__WHAT TO PRODUCE__
Set the listing down again exactly, please, apart from its pictures.

__GIVEN RECORDS__
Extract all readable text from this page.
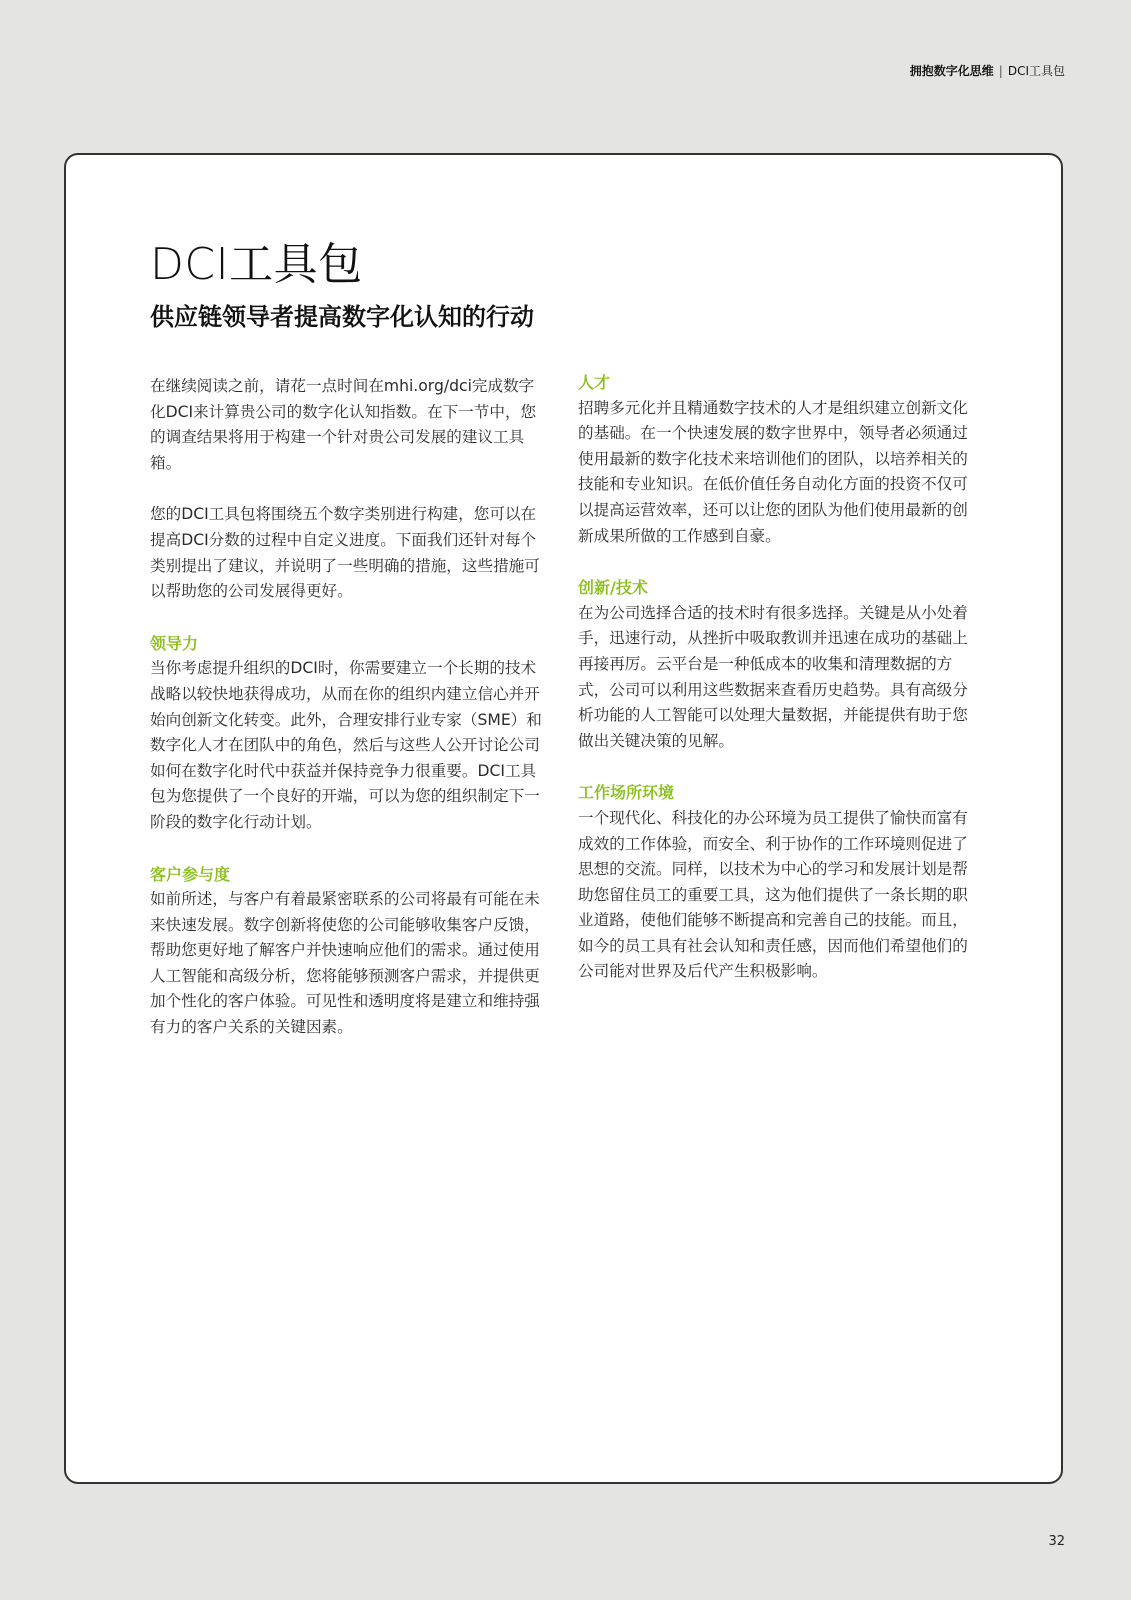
拥抱数字化思维 | DCI工具包
DCI工具包
供应链领导者提高数字化认知的行动

在继续阅读之前，请花一点时间在mhi.org/dci完成数字化DCI来计算贵公司的数字化认知指数。在下一节中，您的调查结果将用于构建一个针对贵公司发展的建议工具箱。

您的DCI工具包将围绕五个数字类别进行构建，您可以在提高DCI分数的过程中自定义进度。下面我们还针对每个类别提出了建议，并说明了一些明确的措施，这些措施可以帮助您的公司发展得更好。

领导力

当你考虑提升组织的DCI时，你需要建立一个长期的技术战略以较快地获得成功，从而在你的组织内建立信心并开始向创新文化转变。此外，合理安排行业专家（SME）和数字化人才在团队中的角色，然后与这些人公开讨论公司如何在数字化时代中获益并保持竞争力很重要。DCI工具包为您提供了一个良好的开端，可以为您的组织制定下一阶段的数字化行动计划。

客户参与度

如前所述，与客户有着最紧密联系的公司将最有可能在未来快速发展。数字创新将使您的公司能够收集客户反馈，帮助您更好地了解客户并快速响应他们的需求。通过使用人工智能和高级分析，您将能够预测客户需求，并提供更加个性化的客户体验。可见性和透明度将是建立和维持强有力的客户关系的关键因素。

人才

招聘多元化并且精通数字技术的人才是组织建立创新文化的基础。在一个快速发展的数字世界中，领导者必须通过使用最新的数字化技术来培训他们的团队，以培养相关的技能和专业知识。在低价值任务自动化方面的投资不仅可以提高运营效率，还可以让您的团队为他们使用最新的创新成果所做的工作感到自豪。

创新/技术

在为公司选择合适的技术时有很多选择。关键是从小处着手，迅速行动，从挫折中吸取教训并迅速在成功的基础上再接再厉。云平台是一种低成本的收集和清理数据的方式，公司可以利用这些数据来查看历史趋势。具有高级分析功能的人工智能可以处理大量数据，并能提供有助于您做出关键决策的见解。

工作场所环境

一个现代化、科技化的办公环境为员工提供了愉快而富有成效的工作体验，而安全、利于协作的工作环境则促进了思想的交流。同样，以技术为中心的学习和发展计划是帮助您留住员工的重要工具，这为他们提供了一条长期的职业道路，使他们能够不断提高和完善自己的技能。而且，如今的员工具有社会认知和责任感，因而他们希望他们的公司能对世界及后代产生积极影响。

32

__FINISHED EXERCISE__
Extract all readable text from this page.
拥抱数字化思维 | DCI工具包
DCI工具包
供应链领导者提高数字化认知的行动

在继续阅读之前，请花一点时间在mhi.org/dci完成数字化DCI来计算贵公司的数字化认知指数。在下一节中，您的调查结果将用于构建一个针对贵公司发展的建议工具箱。

您的DCI工具包将围绕五个数字类别进行构建，您可以在提高DCI分数的过程中自定义进度。下面我们还针对每个类别提出了建议，并说明了一些明确的措施，这些措施可以帮助您的公司发展得更好。

领导力

当你考虑提升组织的DCI时，你需要建立一个长期的技术战略以较快地获得成功，从而在你的组织内建立信心并开始向创新文化转变。此外，合理安排行业专家（SME）和数字化人才在团队中的角色，然后与这些人公开讨论公司如何在数字化时代中获益并保持竞争力很重要。DCI工具包为您提供了一个良好的开端，可以为您的组织制定下一阶段的数字化行动计划。

客户参与度

如前所述，与客户有着最紧密联系的公司将最有可能在未来快速发展。数字创新将使您的公司能够收集客户反馈，帮助您更好地了解客户并快速响应他们的需求。通过使用人工智能和高级分析，您将能够预测客户需求，并提供更加个性化的客户体验。可见性和透明度将是建立和维持强有力的客户关系的关键因素。

人才

招聘多元化并且精通数字技术的人才是组织建立创新文化的基础。在一个快速发展的数字世界中，领导者必须通过使用最新的数字化技术来培训他们的团队，以培养相关的技能和专业知识。在低价值任务自动化方面的投资不仅可以提高运营效率，还可以让您的团队为他们使用最新的创新成果所做的工作感到自豪。

创新/技术

在为公司选择合适的技术时有很多选择。关键是从小处着手，迅速行动，从挫折中吸取教训并迅速在成功的基础上再接再厉。云平台是一种低成本的收集和清理数据的方式，公司可以利用这些数据来查看历史趋势。具有高级分析功能的人工智能可以处理大量数据，并能提供有助于您做出关键决策的见解。

工作场所环境

一个现代化、科技化的办公环境为员工提供了愉快而富有成效的工作体验，而安全、利于协作的工作环境则促进了思想的交流。同样，以技术为中心的学习和发展计划是帮助您留住员工的重要工具，这为他们提供了一条长期的职业道路，使他们能够不断提高和完善自己的技能。而且，如今的员工具有社会认知和责任感，因而他们希望他们的公司能对世界及后代产生积极影响。

32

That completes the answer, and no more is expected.